* WHAT TO WORK ON
Restate all the material verbatim, except for the pictures.
##### GIVEN INFORMATION #####
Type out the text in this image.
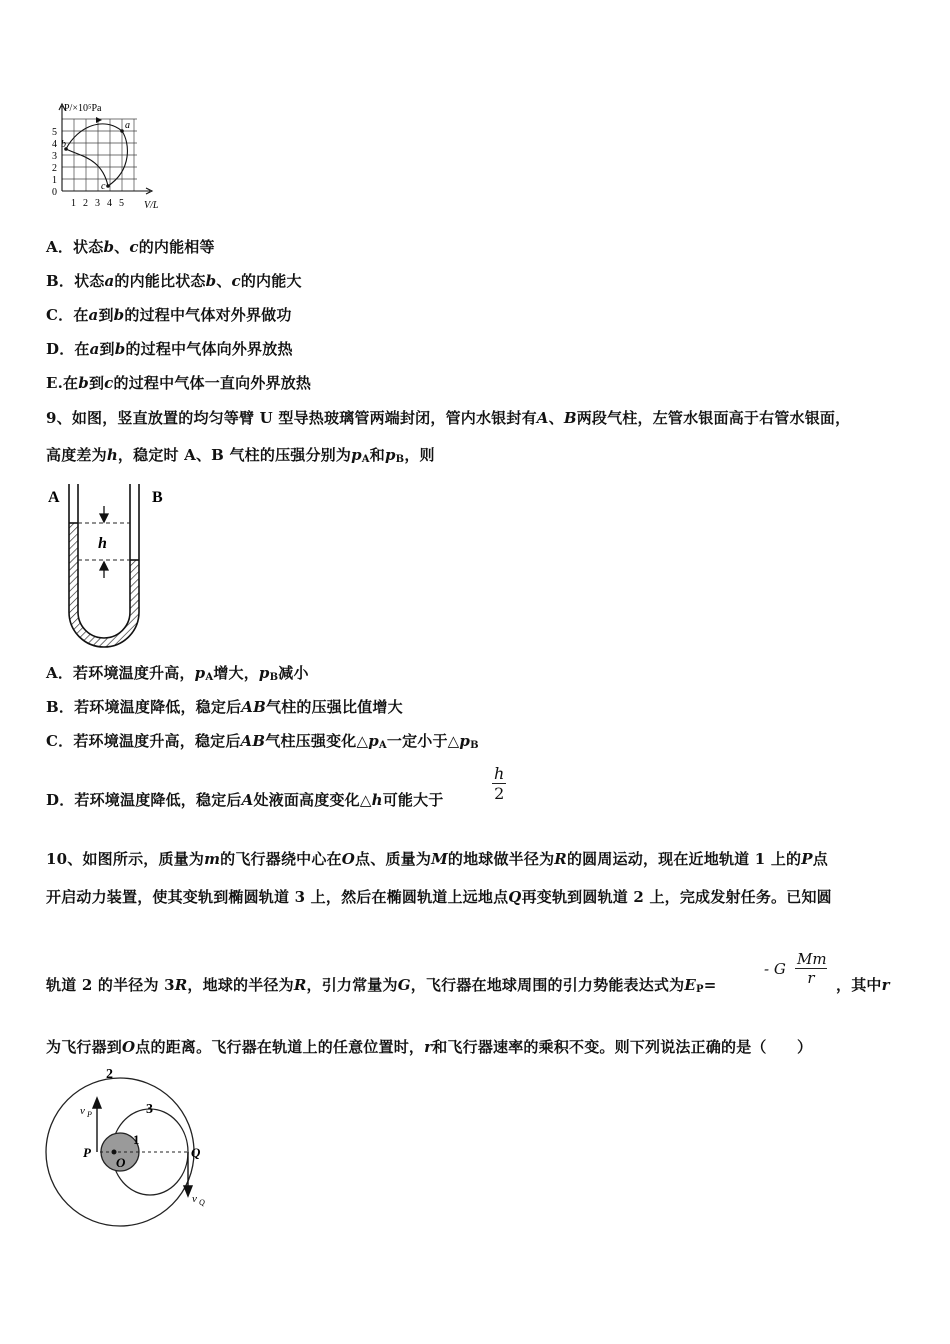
P/×10⁵Pa
V/L
0
1
2
3
4
5
1 2 3 4 5
a
b
c
A．状态b、c的内能相等
B．状态a的内能比状态b、c的内能大
C．在a到b的过程中气体对外界做功
D．在a到b的过程中气体向外界放热
E.在b到c的过程中气体一直向外界放热
9、如图，竖直放置的均匀等臂 U 型导热玻璃管两端封闭，管内水银封有A、B两段气柱，左管水银面高于右管水银面，
高度差为h，稳定时 A、B 气柱的压强分别为$p_A$和$p_B$，则
A	B
h
A．若环境温度升高，$p_A$增大，$p_B$减小
B．若环境温度降低，稳定后AB气柱的压强比值增大
C．若环境温度升高，稳定后AB气柱压强变化$\triangle p_A$一定小于$\triangle p_B$
D．若环境温度降低，稳定后A处液面高度变化△h可能大于	$\frac{h}{2}$
10、如图所示，质量为m的飞行器绕中心在O点、质量为M的地球做半径为R的圆周运动，现在近地轨道 1 上的P点
开启动力装置，使其变轨到椭圆轨道 3 上，然后在椭圆轨道上远地点Q再变轨到圆轨道 2 上，完成发射任务。已知圆
轨道 2 的半径为 3R，地球的半径为R，引力常量为G，飞行器在地球周围的引力势能表达式为$E_P=$
- G $\frac{Mm}{r}$ ，其中r
为飞行器到O点的距离。飞行器在轨道上的任意位置时，r和飞行器速率的乘积不变。则下列说法正确的是（　　）
2
3
1
P
O
Q
v P
v Q
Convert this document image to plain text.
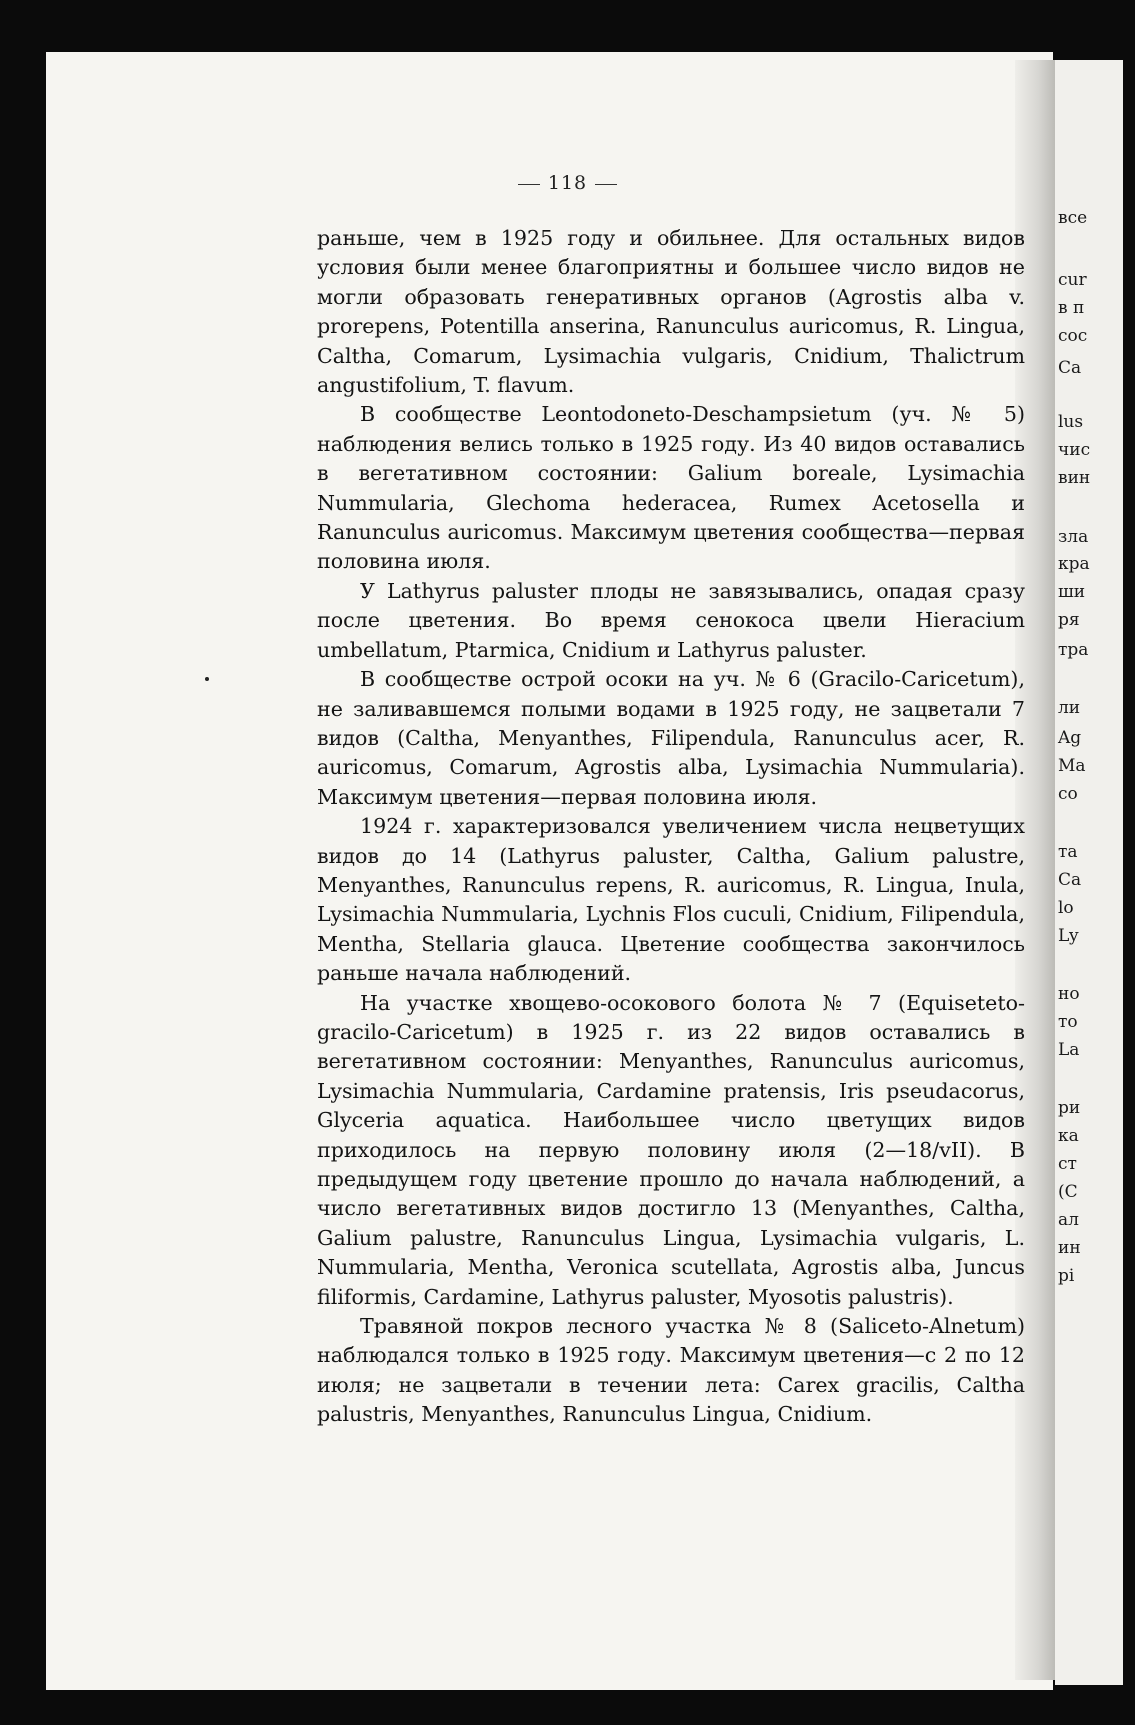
все
cur
в п
сос
Са
lus
чис
вин
зла
кра
ши
ря
тра
ли
Ag
Ма
со
та
Ca
lo
Ly
но
то
La
ри
ка
ст
(С
ал
ин
pi
118

раньше, чем в 1925 году и обильнее. Для остальных видов условия были менее благоприятны и большее число видов не могли образовать генеративных органов (Agrostis alba v. prorepens, Potentilla anserina, Ranunculus auricomus, R. Lingua, Caltha, Comarum, Lysimachia vulgaris, Cnidium, Thalictrum angustifolium, T. flavum.

В сообществе Leontodoneto-Deschampsietum (уч. № 5) наблюдения велись только в 1925 году. Из 40 видов оставались в вегетативном состоянии: Galium boreale, Lysimachia Nummularia, Glechoma hederacea, Rumex Acetosella и Ranunculus auricomus. Максимум цветения сообщества—первая половина июля.

У Lathyrus paluster плоды не завязывались, опадая сразу после цветения. Во время сенокоса цвели Hieracium umbellatum, Ptarmica, Cnidium и Lathyrus paluster.

В сообществе острой осоки на уч. № 6 (Gracilo-Caricetum), не заливавшемся полыми водами в 1925 году, не зацветали 7 видов (Caltha, Menyanthes, Filipendula, Ranunculus acer, R. auricomus, Comarum, Agrostis alba, Lysimachia Nummularia). Максимум цветения—первая половина июля.

1924 г. характеризовался увеличением числа нецветущих видов до 14 (Lathyrus paluster, Caltha, Galium palustre, Menyanthes, Ranunculus repens, R. auricomus, R. Lingua, Inula, Lysimachia Nummularia, Lychnis Flos cuculi, Cnidium, Filipendula, Mentha, Stellaria glauca. Цветение сообщества закончилось раньше начала наблюдений.

На участке хвощево-осокового болота № 7 (Equiseteto-gracilo-Caricetum) в 1925 г. из 22 видов оставались в вегетативном состоянии: Menyanthes, Ranunculus auricomus, Lysimachia Nummularia, Cardamine pratensis, Iris pseudacorus, Glyceria aquatica. Наибольшее число цветущих видов приходилось на первую половину июля (2—18/vII). В предыдущем году цветение прошло до начала наблюдений, а число вегетативных видов достигло 13 (Menyanthes, Caltha, Galium palustre, Ranunculus Lingua, Lysimachia vulgaris, L. Nummularia, Mentha, Veronica scutellata, Agrostis alba, Juncus filiformis, Cardamine, Lathyrus paluster, Myosotis palustris).

Травяной покров лесного участка № 8 (Saliceto-Alnetum) наблюдался только в 1925 году. Максимум цветения—с 2 по 12 июля; не зацветали в течении лета: Carex gracilis, Caltha palustris, Menyanthes, Ranunculus Lingua, Cnidium.
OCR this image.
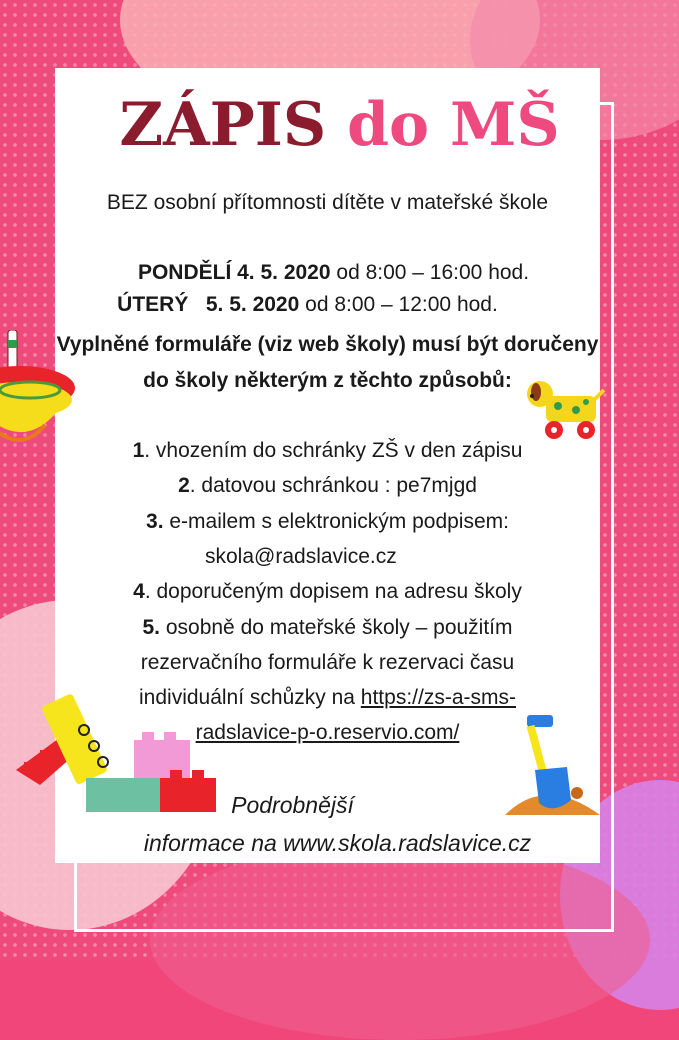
ZÁPIS do MŠ
BEZ osobní přítomnosti dítěte v mateřské škole
PONDĚLÍ 4. 5. 2020 od 8:00 – 16:00 hod.
ÚTERÝ 5. 5. 2020 od 8:00 – 12:00 hod.
Vyplněné formuláře (viz web školy) musí být doručeny
do školy některým z těchto způsobů:
1. vhozením do schránky ZŠ v den zápisu
2. datovou schránkou : pe7mjgd
3. e-mailem s elektronickým podpisem:
skola@radslavice.cz
4. doporučeným dopisem na adresu školy
5. osobně do mateřské školy – použitím
rezervačního formuláře k rezervaci času
individuální schůzky na https://zs-a-sms-
radslavice-p-o.reservio.com/
Podrobnější
informace na www.skola.radslavice.cz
#####
* TASK SOLUTION
Type out the text in this image.
P/×10⁵Pa
V/L
0
1
2
3
4
5
1 2 3 4 5
a
b
c
A．状态b、c的内能相等
B．状态a的内能比状态b、c的内能大
C．在a到b的过程中气体对外界做功
D．在a到b的过程中气体向外界放热
E.在b到c的过程中气体一直向外界放热
9、如图，竖直放置的均匀等臂 U 型导热玻璃管两端封闭，管内水银封有A、B两段气柱，左管水银面高于右管水银面，
高度差为h，稳定时 A、B 气柱的压强分别为$p_A$和$p_B$，则
A	B
h
A．若环境温度升高，$p_A$增大，$p_B$减小
B．若环境温度降低，稳定后AB气柱的压强比值增大
C．若环境温度升高，稳定后AB气柱压强变化$\triangle p_A$一定小于$\triangle p_B$
D．若环境温度降低，稳定后A处液面高度变化△h可能大于	$\frac{h}{2}$
10、如图所示，质量为m的飞行器绕中心在O点、质量为M的地球做半径为R的圆周运动，现在近地轨道 1 上的P点
开启动力装置，使其变轨到椭圆轨道 3 上，然后在椭圆轨道上远地点Q再变轨到圆轨道 2 上，完成发射任务。已知圆
轨道 2 的半径为 3R，地球的半径为R，引力常量为G，飞行器在地球周围的引力势能表达式为$E_P=$
- G $\frac{Mm}{r}$ ，其中r
为飞行器到O点的距离。飞行器在轨道上的任意位置时，r和飞行器速率的乘积不变。则下列说法正确的是（　　）
2
3
1
P
O
Q
v P
v Q
Convert this document image to plain text.
все
cur
в п
сос
Са
lus
чис
вин
зла
кра
ши
ря
тра
ли
Ag
Ма
со
та
Ca
lo
Ly
но
то
La
ри
ка
ст
(С
ал
ин
pi
118

раньше, чем в 1925 году и обильнее. Для остальных видов условия были менее благоприятны и большее число видов не могли образовать генеративных органов (Agrostis alba v. prorepens, Potentilla anserina, Ranunculus auricomus, R. Lingua, Caltha, Comarum, Lysimachia vulgaris, Cnidium, Thalictrum angustifolium, T. flavum.

В сообществе Leontodoneto-Deschampsietum (уч. № 5) наблюдения велись только в 1925 году. Из 40 видов оставались в вегетативном состоянии: Galium boreale, Lysimachia Nummularia, Glechoma hederacea, Rumex Acetosella и Ranunculus auricomus. Максимум цветения сообщества—первая половина июля.

У Lathyrus paluster плоды не завязывались, опадая сразу после цветения. Во время сенокоса цвели Hieracium umbellatum, Ptarmica, Cnidium и Lathyrus paluster.

В сообществе острой осоки на уч. № 6 (Gracilo-Caricetum), не заливавшемся полыми водами в 1925 году, не зацветали 7 видов (Caltha, Menyanthes, Filipendula, Ranunculus acer, R. auricomus, Comarum, Agrostis alba, Lysimachia Nummularia). Максимум цветения—первая половина июля.

1924 г. характеризовался увеличением числа нецветущих видов до 14 (Lathyrus paluster, Caltha, Galium palustre, Menyanthes, Ranunculus repens, R. auricomus, R. Lingua, Inula, Lysimachia Nummularia, Lychnis Flos cuculi, Cnidium, Filipendula, Mentha, Stellaria glauca. Цветение сообщества закончилось раньше начала наблюдений.

На участке хвощево-осокового болота № 7 (Equiseteto-gracilo-Caricetum) в 1925 г. из 22 видов оставались в вегетативном состоянии: Menyanthes, Ranunculus auricomus, Lysimachia Nummularia, Cardamine pratensis, Iris pseudacorus, Glyceria aquatica. Наибольшее число цветущих видов приходилось на первую половину июля (2—18/vII). В предыдущем году цветение прошло до начала наблюдений, а число вегетативных видов достигло 13 (Menyanthes, Caltha, Galium palustre, Ranunculus Lingua, Lysimachia vulgaris, L. Nummularia, Mentha, Veronica scutellata, Agrostis alba, Juncus filiformis, Cardamine, Lathyrus paluster, Myosotis palustris).

Травяной покров лесного участка № 8 (Saliceto-Alnetum) наблюдался только в 1925 году. Максимум цветения—с 2 по 12 июля; не зацветали в течении лета: Carex gracilis, Caltha palustris, Menyanthes, Ranunculus Lingua, Cnidium.
OCR this image.
ZÁPIS do MŠ
BEZ osobní přítomnosti dítěte v mateřské škole
PONDĚLÍ 4. 5. 2020 od 8:00 – 16:00 hod.
ÚTERÝ 5. 5. 2020 od 8:00 – 12:00 hod.
Vyplněné formuláře (viz web školy) musí být doručeny
do školy některým z těchto způsobů:
1. vhozením do schránky ZŠ v den zápisu
2. datovou schránkou : pe7mjgd
3. e-mailem s elektronickým podpisem:
skola@radslavice.cz
4. doporučeným dopisem na adresu školy
5. osobně do mateřské školy – použitím
rezervačního formuláře k rezervaci času
individuální schůzky na https://zs-a-sms-
radslavice-p-o.reservio.com/
Podrobnější
informace na www.skola.radslavice.cz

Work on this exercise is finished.